What lines of the data include the string "this"? Copy them all.

[Data extracted from a collection]
******
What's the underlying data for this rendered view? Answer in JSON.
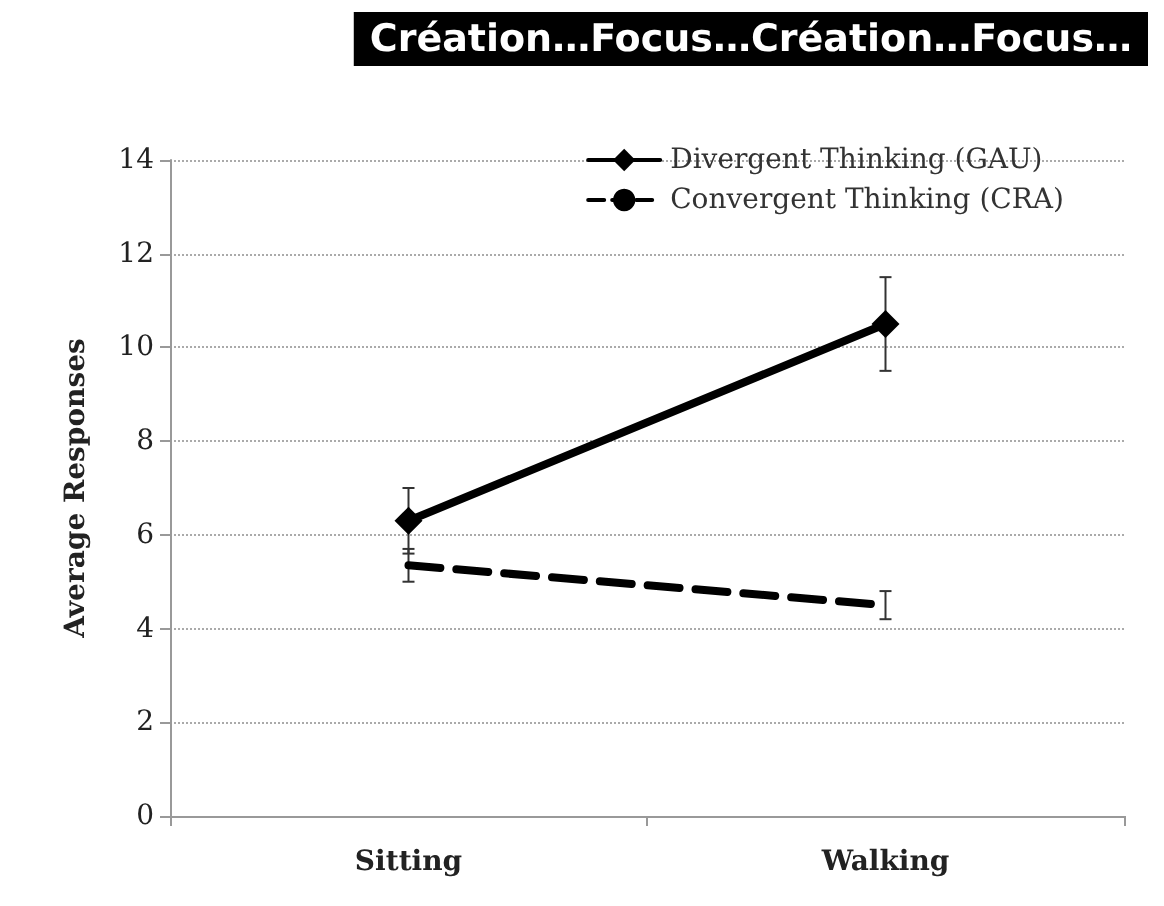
{
  "chart_data": {
    "type": "line",
    "title": "Création…Focus…Création…Focus…",
    "ylabel": "Average Responses",
    "categories": [
      "Sitting",
      "Walking"
    ],
    "series": [
      {
        "name": "Divergent Thinking (GAU)",
        "color": "#000000",
        "values": [
          6.3,
          10.5
        ],
        "errors": [
          0.7,
          1.0
        ],
        "marker": "diamond",
        "line_style": "solid"
      },
      {
        "name": "Convergent Thinking (CRA)",
        "color": "#000000",
        "values": [
          5.35,
          4.5
        ],
        "errors": [
          0.35,
          0.3
        ],
        "marker": "none",
        "line_style": "dashed"
      }
    ],
    "ylim": [
      0,
      14
    ],
    "yticks": [
      0,
      2,
      4,
      6,
      8,
      10,
      12,
      14
    ],
    "grid": "y",
    "legend": "top right"
  }
}
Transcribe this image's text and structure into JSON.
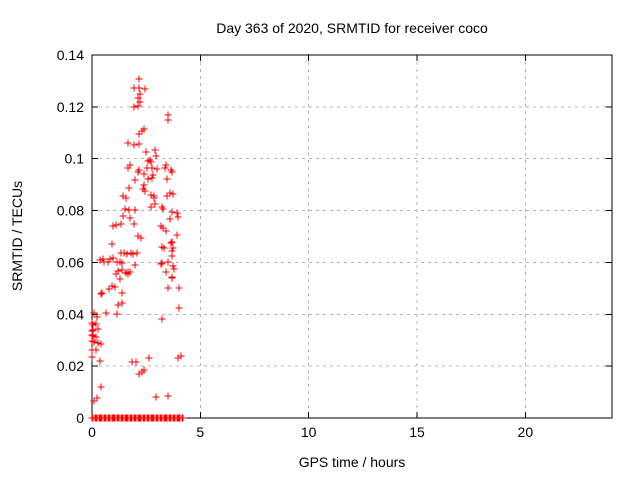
{
  "page": {
    "background": "#ffffff"
  },
  "chart_data": {
    "type": "scatter",
    "title": "Day 363 of 2020, SRMTID for receiver coco",
    "xlabel": "GPS time / hours",
    "ylabel": "SRMTID / TECUs",
    "xlim": [
      0,
      24
    ],
    "ylim": [
      0,
      0.14
    ],
    "xticks": {
      "values": [
        0,
        5,
        10,
        15,
        20
      ],
      "labels": [
        "0",
        "5",
        "10",
        "15",
        "20"
      ]
    },
    "yticks": {
      "values": [
        0,
        0.02,
        0.04,
        0.06,
        0.08,
        0.1,
        0.12,
        0.14
      ],
      "labels": [
        "0",
        "0.02",
        "0.04",
        "0.06",
        "0.08",
        "0.1",
        "0.12",
        "0.14"
      ]
    },
    "grid": true,
    "legend_position": "none",
    "marker": {
      "shape": "plus",
      "color": "#ff0000",
      "size": 7
    },
    "grid_color": "#b4b4b4",
    "axis_color": "#000000",
    "series": [
      {
        "name": "SRMTID",
        "points": [
          [
            2.18,
            0.1306
          ],
          [
            1.95,
            0.1272
          ],
          [
            2.18,
            0.1272
          ],
          [
            2.45,
            0.127
          ],
          [
            2.14,
            0.1235
          ],
          [
            2.2,
            0.1248
          ],
          [
            2.22,
            0.122
          ],
          [
            1.94,
            0.1198
          ],
          [
            2.1,
            0.1205
          ],
          [
            3.49,
            0.1169
          ],
          [
            3.49,
            0.1148
          ],
          [
            2.41,
            0.1115
          ],
          [
            2.33,
            0.1108
          ],
          [
            2.18,
            0.1095
          ],
          [
            1.95,
            0.1053
          ],
          [
            2.18,
            0.1056
          ],
          [
            1.66,
            0.106
          ],
          [
            2.49,
            0.1025
          ],
          [
            2.91,
            0.1034
          ],
          [
            2.95,
            0.1012
          ],
          [
            2.6,
            0.0991
          ],
          [
            2.66,
            0.0994
          ],
          [
            2.72,
            0.0988
          ],
          [
            1.75,
            0.0976
          ],
          [
            3.41,
            0.0976
          ],
          [
            1.68,
            0.0965
          ],
          [
            2.52,
            0.0965
          ],
          [
            2.75,
            0.0965
          ],
          [
            2.99,
            0.096
          ],
          [
            3.37,
            0.0965
          ],
          [
            2.18,
            0.0957
          ],
          [
            3.64,
            0.0957
          ],
          [
            2.14,
            0.095
          ],
          [
            3.68,
            0.095
          ],
          [
            2.41,
            0.094
          ],
          [
            2.83,
            0.0937
          ],
          [
            3.45,
            0.0922
          ],
          [
            1.98,
            0.0918
          ],
          [
            2.58,
            0.0921
          ],
          [
            2.77,
            0.0925
          ],
          [
            2.41,
            0.0899
          ],
          [
            1.71,
            0.0888
          ],
          [
            2.37,
            0.0885
          ],
          [
            2.43,
            0.0875
          ],
          [
            1.42,
            0.0857
          ],
          [
            2.72,
            0.086
          ],
          [
            2.88,
            0.0858
          ],
          [
            3.45,
            0.0857
          ],
          [
            1.55,
            0.0847
          ],
          [
            3.75,
            0.0863
          ],
          [
            3.59,
            0.0869
          ],
          [
            2.85,
            0.085
          ],
          [
            2.91,
            0.0824
          ],
          [
            1.52,
            0.0806
          ],
          [
            1.72,
            0.0801
          ],
          [
            1.98,
            0.0801
          ],
          [
            2.71,
            0.0815
          ],
          [
            3.22,
            0.0812
          ],
          [
            3.27,
            0.0806
          ],
          [
            3.68,
            0.0796
          ],
          [
            3.94,
            0.0789
          ],
          [
            1.44,
            0.078
          ],
          [
            1.75,
            0.077
          ],
          [
            3.95,
            0.0777
          ],
          [
            3.6,
            0.0768
          ],
          [
            0.96,
            0.0742
          ],
          [
            1.09,
            0.0744
          ],
          [
            1.32,
            0.0747
          ],
          [
            1.95,
            0.0747
          ],
          [
            3.17,
            0.0742
          ],
          [
            3.26,
            0.0734
          ],
          [
            3.43,
            0.0721
          ],
          [
            3.9,
            0.0706
          ],
          [
            2.25,
            0.0695
          ],
          [
            2.14,
            0.0703
          ],
          [
            0.93,
            0.0672
          ],
          [
            3.63,
            0.0674
          ],
          [
            3.71,
            0.0677
          ],
          [
            3.22,
            0.0661
          ],
          [
            3.3,
            0.0657
          ],
          [
            3.72,
            0.0657
          ],
          [
            1.32,
            0.0637
          ],
          [
            1.48,
            0.0637
          ],
          [
            1.6,
            0.0634
          ],
          [
            1.79,
            0.0637
          ],
          [
            1.91,
            0.0634
          ],
          [
            2.06,
            0.0637
          ],
          [
            3.71,
            0.0644
          ],
          [
            0.83,
            0.0613
          ],
          [
            0.96,
            0.0618
          ],
          [
            0.49,
            0.0613
          ],
          [
            0.37,
            0.0608
          ],
          [
            3.71,
            0.0626
          ],
          [
            0.57,
            0.0602
          ],
          [
            0.72,
            0.0602
          ],
          [
            1.14,
            0.0602
          ],
          [
            1.29,
            0.06
          ],
          [
            1.37,
            0.0597
          ],
          [
            1.98,
            0.059
          ],
          [
            3.17,
            0.0593
          ],
          [
            3.72,
            0.0587
          ],
          [
            3.22,
            0.0597
          ],
          [
            3.49,
            0.0603
          ],
          [
            1.21,
            0.0567
          ],
          [
            1.4,
            0.0571
          ],
          [
            1.65,
            0.0562
          ],
          [
            1.75,
            0.0562
          ],
          [
            3.4,
            0.0564
          ],
          [
            3.8,
            0.0575
          ],
          [
            1.11,
            0.0554
          ],
          [
            1.57,
            0.0558
          ],
          [
            1.68,
            0.0554
          ],
          [
            3.68,
            0.0545
          ],
          [
            0.91,
            0.051
          ],
          [
            0.8,
            0.0498
          ],
          [
            1.29,
            0.0536
          ],
          [
            3.71,
            0.0539
          ],
          [
            1.06,
            0.0507
          ],
          [
            3.49,
            0.0503
          ],
          [
            4.03,
            0.05
          ],
          [
            1.37,
            0.0481
          ],
          [
            0.45,
            0.0481
          ],
          [
            0.4,
            0.0478
          ],
          [
            1.21,
            0.0436
          ],
          [
            1.4,
            0.0445
          ],
          [
            4.03,
            0.0423
          ],
          [
            0.09,
            0.0406
          ],
          [
            0.66,
            0.0406
          ],
          [
            1.15,
            0.0403
          ],
          [
            0.24,
            0.0388
          ],
          [
            3.22,
            0.0381
          ],
          [
            0.02,
            0.0365
          ],
          [
            0.05,
            0.0359
          ],
          [
            0.2,
            0.0363
          ],
          [
            0.02,
            0.0337
          ],
          [
            0.06,
            0.0339
          ],
          [
            0.28,
            0.0342
          ],
          [
            0.02,
            0.0319
          ],
          [
            0.04,
            0.0315
          ],
          [
            0.2,
            0.0311
          ],
          [
            0.02,
            0.0296
          ],
          [
            0.09,
            0.0294
          ],
          [
            0.28,
            0.0288
          ],
          [
            0.4,
            0.0284
          ],
          [
            0.02,
            0.0262
          ],
          [
            0.2,
            0.0262
          ],
          [
            0.02,
            0.0236
          ],
          [
            0.36,
            0.0221
          ],
          [
            1.83,
            0.0217
          ],
          [
            2.02,
            0.0217
          ],
          [
            2.63,
            0.023
          ],
          [
            3.95,
            0.023
          ],
          [
            4.12,
            0.0239
          ],
          [
            2.17,
            0.017
          ],
          [
            2.32,
            0.0179
          ],
          [
            2.41,
            0.0185
          ],
          [
            0.42,
            0.0121
          ],
          [
            2.94,
            0.008
          ],
          [
            3.5,
            0.0086
          ],
          [
            0.11,
            0.0067
          ],
          [
            0.22,
            0.0076
          ],
          [
            0.0,
            0.0
          ],
          [
            0.06,
            0.0
          ],
          [
            0.12,
            0.0
          ],
          [
            0.18,
            0.0
          ],
          [
            0.24,
            0.0
          ],
          [
            0.3,
            0.0
          ],
          [
            0.36,
            0.0
          ],
          [
            0.42,
            0.0
          ],
          [
            0.48,
            0.0
          ],
          [
            0.54,
            0.0
          ],
          [
            0.6,
            0.0
          ],
          [
            0.66,
            0.0
          ],
          [
            0.72,
            0.0
          ],
          [
            0.78,
            0.0
          ],
          [
            0.84,
            0.0
          ],
          [
            0.9,
            0.0
          ],
          [
            0.96,
            0.0
          ],
          [
            1.02,
            0.0
          ],
          [
            1.08,
            0.0
          ],
          [
            1.14,
            0.0
          ],
          [
            1.2,
            0.0
          ],
          [
            1.26,
            0.0
          ],
          [
            1.32,
            0.0
          ],
          [
            1.38,
            0.0
          ],
          [
            1.44,
            0.0
          ],
          [
            1.5,
            0.0
          ],
          [
            1.56,
            0.0
          ],
          [
            1.62,
            0.0
          ],
          [
            1.68,
            0.0
          ],
          [
            1.74,
            0.0
          ],
          [
            1.8,
            0.0
          ],
          [
            1.86,
            0.0
          ],
          [
            1.92,
            0.0
          ],
          [
            1.98,
            0.0
          ],
          [
            2.04,
            0.0
          ],
          [
            2.1,
            0.0
          ],
          [
            2.16,
            0.0
          ],
          [
            2.22,
            0.0
          ],
          [
            2.28,
            0.0
          ],
          [
            2.34,
            0.0
          ],
          [
            2.4,
            0.0
          ],
          [
            2.46,
            0.0
          ],
          [
            2.52,
            0.0
          ],
          [
            2.58,
            0.0
          ],
          [
            2.64,
            0.0
          ],
          [
            2.7,
            0.0
          ],
          [
            2.76,
            0.0
          ],
          [
            2.82,
            0.0
          ],
          [
            2.88,
            0.0
          ],
          [
            2.94,
            0.0
          ],
          [
            3.0,
            0.0
          ],
          [
            3.06,
            0.0
          ],
          [
            3.12,
            0.0
          ],
          [
            3.18,
            0.0
          ],
          [
            3.24,
            0.0
          ],
          [
            3.3,
            0.0
          ],
          [
            3.36,
            0.0
          ],
          [
            3.42,
            0.0
          ],
          [
            3.48,
            0.0
          ],
          [
            3.54,
            0.0
          ],
          [
            3.6,
            0.0
          ],
          [
            3.66,
            0.0
          ],
          [
            3.72,
            0.0
          ],
          [
            3.78,
            0.0
          ],
          [
            3.84,
            0.0
          ],
          [
            3.9,
            0.0
          ],
          [
            3.96,
            0.0
          ],
          [
            4.02,
            0.0
          ],
          [
            4.08,
            0.0
          ],
          [
            4.14,
            0.0
          ],
          [
            4.2,
            0.0
          ]
        ]
      }
    ]
  }
}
******
*EXERCISE OUTPUT*
What's the underlying data for this rendered view? Answer in JSON.
Transcribe this image's text and structure into JSON.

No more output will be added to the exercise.